Entries supplied =>
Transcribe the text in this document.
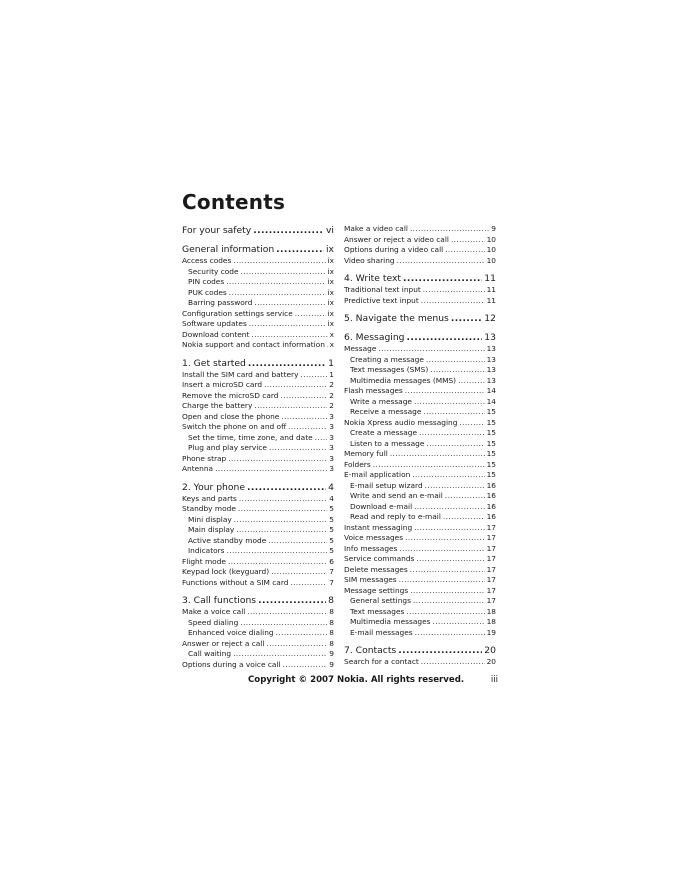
Contents
For your safety .....	vi
General information .....	ix
Access codes .....	ix
Security code .....	ix
PIN codes .....	ix
PUK codes .....	ix
Barring password .....	ix
Configuration settings service .....	ix
Software updates .....	ix
Download content .....	x
Nokia support and contact information ..... x
1. Get started .....	1
Install the SIM card and battery .....	1
Insert a microSD card .....	2
Remove the microSD card .....	2
Charge the battery .....	2
Open and close the phone .....	3
Switch the phone on and off .....	3
Set the time, time zone, and date ..... 3
Plug and play service .....	3
Phone strap .....	3
Antenna .....	3
2. Your phone .....	4
Keys and parts .....	4
Standby mode .....	5
Mini display .....	5
Main display .....	5
Active standby mode .....	5
Indicators .....	5
Flight mode .....	6
Keypad lock (keyguard) .....	7
Functions without a SIM card .....	7
3. Call functions .....	8
Make a voice call .....	8
Speed dialing .....	8
Enhanced voice dialing .....	8
Answer or reject a call .....	8
Call waiting .....	9
Options during a voice call .....	9
Make a video call .....	9
Answer or reject a video call .....	10
Options during a video call .....	10
Video sharing .....	10
4. Write text .....	11
Traditional text input .....	11
Predictive text input .....	11
5. Navigate the menus .....	12
6. Messaging .....	13
Message .....	13
Creating a message .....	13
Text messages (SMS) .....	13
Multimedia messages (MMS) .....	13
Flash messages .....	14
Write a message .....	14
Receive a message .....	15
Nokia Xpress audio messaging .....	15
Create a message .....	15
Listen to a message .....	15
Memory full .....	15
Folders .....	15
E-mail application .....	15
E-mail setup wizard .....	16
Write and send an e-mail .....	16
Download e-mail .....	16
Read and reply to e-mail .....	16
Instant messaging .....	17
Voice messages .....	17
Info messages .....	17
Service commands .....	17
Delete messages .....	17
SIM messages .....	17
Message settings .....	17
General settings .....	17
Text messages .....	18
Multimedia messages .....	18
E-mail messages .....	19
7. Contacts .....	20
Search for a contact .....	20
Copyright © 2007 Nokia. All rights reserved.	iii
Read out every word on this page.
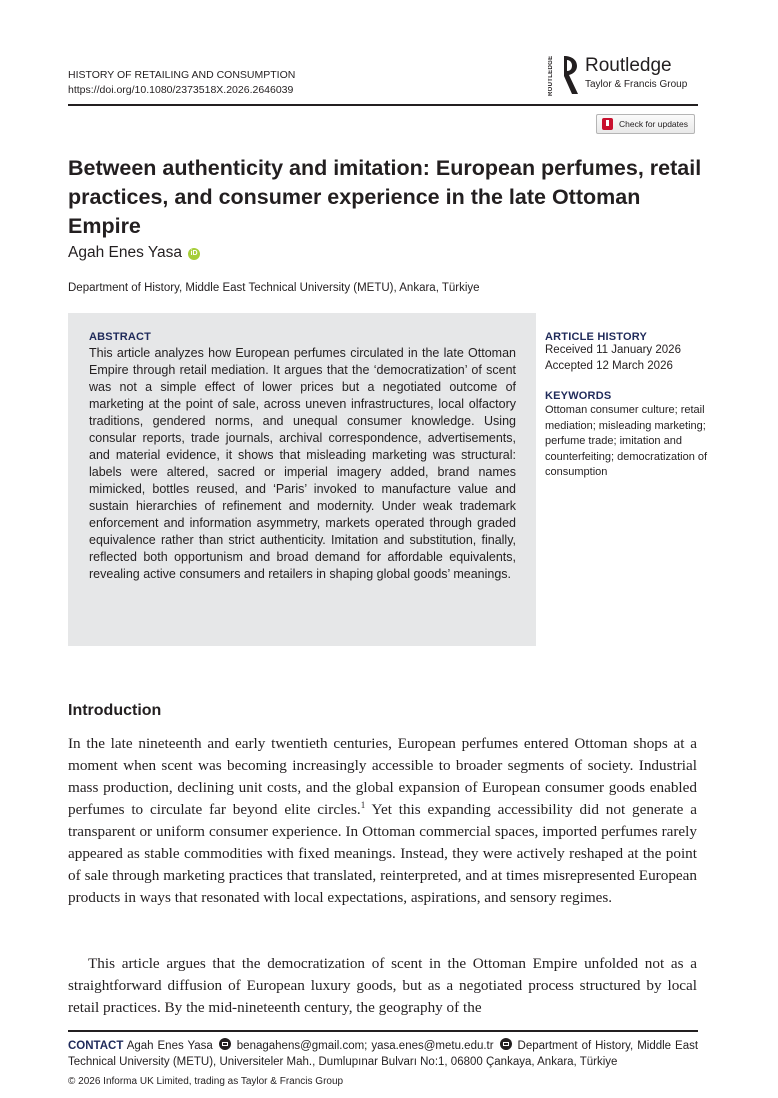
HISTORY OF RETAILING AND CONSUMPTION
https://doi.org/10.1080/2373518X.2026.2646039	ROUTLEDGE Routledge
Taylor & Francis Group
Check for updates
Between authenticity and imitation: European perfumes, retail practices, and consumer experience in the late Ottoman Empire
Agah Enes Yasa iD
Department of History, Middle East Technical University (METU), Ankara, Türkiye
ABSTRACT

This article analyzes how European perfumes circulated in the late Ottoman Empire through retail mediation. It argues that the ‘democratization’ of scent was not a simple effect of lower prices but a negotiated outcome of marketing at the point of sale, across uneven infrastructures, local olfactory traditions, gendered norms, and unequal consumer knowledge. Using consular reports, trade journals, archival correspondence, advertisements, and material evidence, it shows that misleading marketing was structural: labels were altered, sacred or imperial imagery added, brand names mimicked, bottles reused, and ‘Paris’ invoked to manufacture value and sustain hierarchies of refinement and modernity. Under weak trademark enforcement and information asymmetry, markets operated through graded equivalence rather than strict authenticity. Imitation and substitution, finally, reflected both opportunism and broad demand for affordable equivalents, revealing active consumers and retailers in shaping global goods’ meanings.

ARTICLE HISTORY
Received 11 January 2026
Accepted 12 March 2026
KEYWORDS
Ottoman consumer culture; retail mediation; misleading marketing; perfume trade; imitation and counterfeiting; democratization of consumption
Introduction

In the late nineteenth and early twentieth centuries, European perfumes entered Ottoman shops at a moment when scent was becoming increasingly accessible to broader segments of society. Industrial mass production, declining unit costs, and the global expansion of European consumer goods enabled perfumes to circulate far beyond elite circles.$^1$ Yet this expanding accessibility did not generate a transparent or uniform consumer experience. In Ottoman commercial spaces, imported perfumes rarely appeared as stable commodities with fixed meanings. Instead, they were actively reshaped at the point of sale through marketing practices that translated, reinterpreted, and at times misrepresented European products in ways that resonated with local expectations, aspirations, and sensory regimes.

This article argues that the democratization of scent in the Ottoman Empire unfolded not as a straightforward diffusion of European luxury goods, but as a negotiated process structured by local retail practices. By the mid-nineteenth century, the geography of the

CONTACT Agah Enes Yasa benagahens@gmail.com; yasa.enes@metu.edu.tr Department of History, Middle East Technical University (METU), Universiteler Mah., Dumlupınar Bulvarı No:1, 06800 Çankaya, Ankara, Türkiye

© 2026 Informa UK Limited, trading as Taylor & Francis Group
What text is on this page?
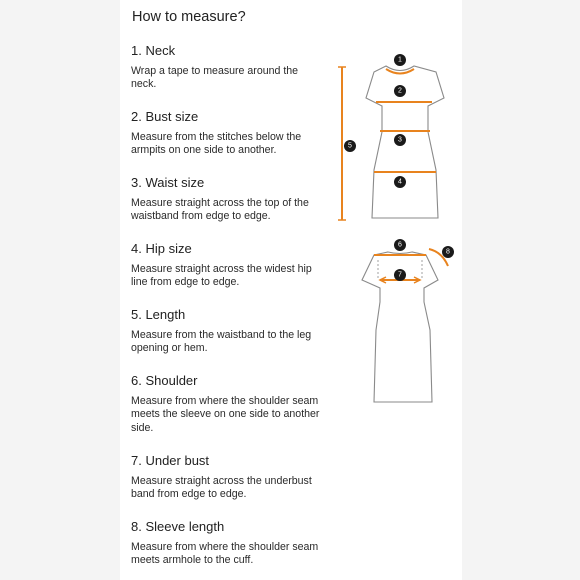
How to measure?
1. Neck

Wrap a tape to measure around the neck.

2. Bust size

Measure from the stitches below the armpits on one side to another.

3. Waist size

Measure straight across the top of the waistband from edge to edge.

4. Hip size

Measure straight across the widest hip line from edge to edge.

5. Length

Measure from the waistband to the leg opening or hem.

6. Shoulder

Measure from where the shoulder seam meets the sleeve on one side to another side.

7. Under bust

Measure straight across the underbust band from edge to edge.

8. Sleeve length

Measure from where the shoulder seam meets armhole to the cuff.

1
2
3
4
5
6
7
8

Prompt => All records must be output exactly as they are, except for the pictures, which are left out.

Finished task =>
Transcribe the text in this document.
Contents
For your safety .....	vi
General information .....	ix
Access codes .....	ix
Security code .....	ix
PIN codes .....	ix
PUK codes .....	ix
Barring password .....	ix
Configuration settings service .....	ix
Software updates .....	ix
Download content .....	x
Nokia support and contact information ..... x
1. Get started .....	1
Install the SIM card and battery .....	1
Insert a microSD card .....	2
Remove the microSD card .....	2
Charge the battery .....	2
Open and close the phone .....	3
Switch the phone on and off .....	3
Set the time, time zone, and date ..... 3
Plug and play service .....	3
Phone strap .....	3
Antenna .....	3
2. Your phone .....	4
Keys and parts .....	4
Standby mode .....	5
Mini display .....	5
Main display .....	5
Active standby mode .....	5
Indicators .....	5
Flight mode .....	6
Keypad lock (keyguard) .....	7
Functions without a SIM card .....	7
3. Call functions .....	8
Make a voice call .....	8
Speed dialing .....	8
Enhanced voice dialing .....	8
Answer or reject a call .....	8
Call waiting .....	9
Options during a voice call .....	9
Make a video call .....	9
Answer or reject a video call .....	10
Options during a video call .....	10
Video sharing .....	10
4. Write text .....	11
Traditional text input .....	11
Predictive text input .....	11
5. Navigate the menus .....	12
6. Messaging .....	13
Message .....	13
Creating a message .....	13
Text messages (SMS) .....	13
Multimedia messages (MMS) .....	13
Flash messages .....	14
Write a message .....	14
Receive a message .....	15
Nokia Xpress audio messaging .....	15
Create a message .....	15
Listen to a message .....	15
Memory full .....	15
Folders .....	15
E-mail application .....	15
E-mail setup wizard .....	16
Write and send an e-mail .....	16
Download e-mail .....	16
Read and reply to e-mail .....	16
Instant messaging .....	17
Voice messages .....	17
Info messages .....	17
Service commands .....	17
Delete messages .....	17
SIM messages .....	17
Message settings .....	17
General settings .....	17
Text messages .....	18
Multimedia messages .....	18
E-mail messages .....	19
7. Contacts .....	20
Search for a contact .....	20
Copyright © 2007 Nokia. All rights reserved.	iii
Read out every word on this page.
HISTORY OF RETAILING AND CONSUMPTION
https://doi.org/10.1080/2373518X.2026.2646039	ROUTLEDGE Routledge
Taylor & Francis Group
Check for updates
Between authenticity and imitation: European perfumes, retail practices, and consumer experience in the late Ottoman Empire
Agah Enes Yasa iD
Department of History, Middle East Technical University (METU), Ankara, Türkiye
ABSTRACT

This article analyzes how European perfumes circulated in the late Ottoman Empire through retail mediation. It argues that the ‘democratization’ of scent was not a simple effect of lower prices but a negotiated outcome of marketing at the point of sale, across uneven infrastructures, local olfactory traditions, gendered norms, and unequal consumer knowledge. Using consular reports, trade journals, archival correspondence, advertisements, and material evidence, it shows that misleading marketing was structural: labels were altered, sacred or imperial imagery added, brand names mimicked, bottles reused, and ‘Paris’ invoked to manufacture value and sustain hierarchies of refinement and modernity. Under weak trademark enforcement and information asymmetry, markets operated through graded equivalence rather than strict authenticity. Imitation and substitution, finally, reflected both opportunism and broad demand for affordable equivalents, revealing active consumers and retailers in shaping global goods’ meanings.

ARTICLE HISTORY
Received 11 January 2026
Accepted 12 March 2026
KEYWORDS
Ottoman consumer culture; retail mediation; misleading marketing; perfume trade; imitation and counterfeiting; democratization of consumption
Introduction

In the late nineteenth and early twentieth centuries, European perfumes entered Ottoman shops at a moment when scent was becoming increasingly accessible to broader segments of society. Industrial mass production, declining unit costs, and the global expansion of European consumer goods enabled perfumes to circulate far beyond elite circles.$^1$ Yet this expanding accessibility did not generate a transparent or uniform consumer experience. In Ottoman commercial spaces, imported perfumes rarely appeared as stable commodities with fixed meanings. Instead, they were actively reshaped at the point of sale through marketing practices that translated, reinterpreted, and at times misrepresented European products in ways that resonated with local expectations, aspirations, and sensory regimes.

This article argues that the democratization of scent in the Ottoman Empire unfolded not as a straightforward diffusion of European luxury goods, but as a negotiated process structured by local retail practices. By the mid-nineteenth century, the geography of the

CONTACT Agah Enes Yasa benagahens@gmail.com; yasa.enes@metu.edu.tr Department of History, Middle East Technical University (METU), Universiteler Mah., Dumlupınar Bulvarı No:1, 06800 Çankaya, Ankara, Türkiye

© 2026 Informa UK Limited, trading as Taylor & Francis Group
What text is on this page?
How to measure?
1. Neck

Wrap a tape to measure around the neck.

2. Bust size

Measure from the stitches below the armpits on one side to another.

3. Waist size

Measure straight across the top of the waistband from edge to edge.

4. Hip size

Measure straight across the widest hip line from edge to edge.

5. Length

Measure from the waistband to the leg opening or hem.

6. Shoulder

Measure from where the shoulder seam meets the sleeve on one side to another side.

7. Under bust

Measure straight across the underbust band from edge to edge.

8. Sleeve length

Measure from where the shoulder seam meets armhole to the cuff.

1
2
3
4
5
6
7
8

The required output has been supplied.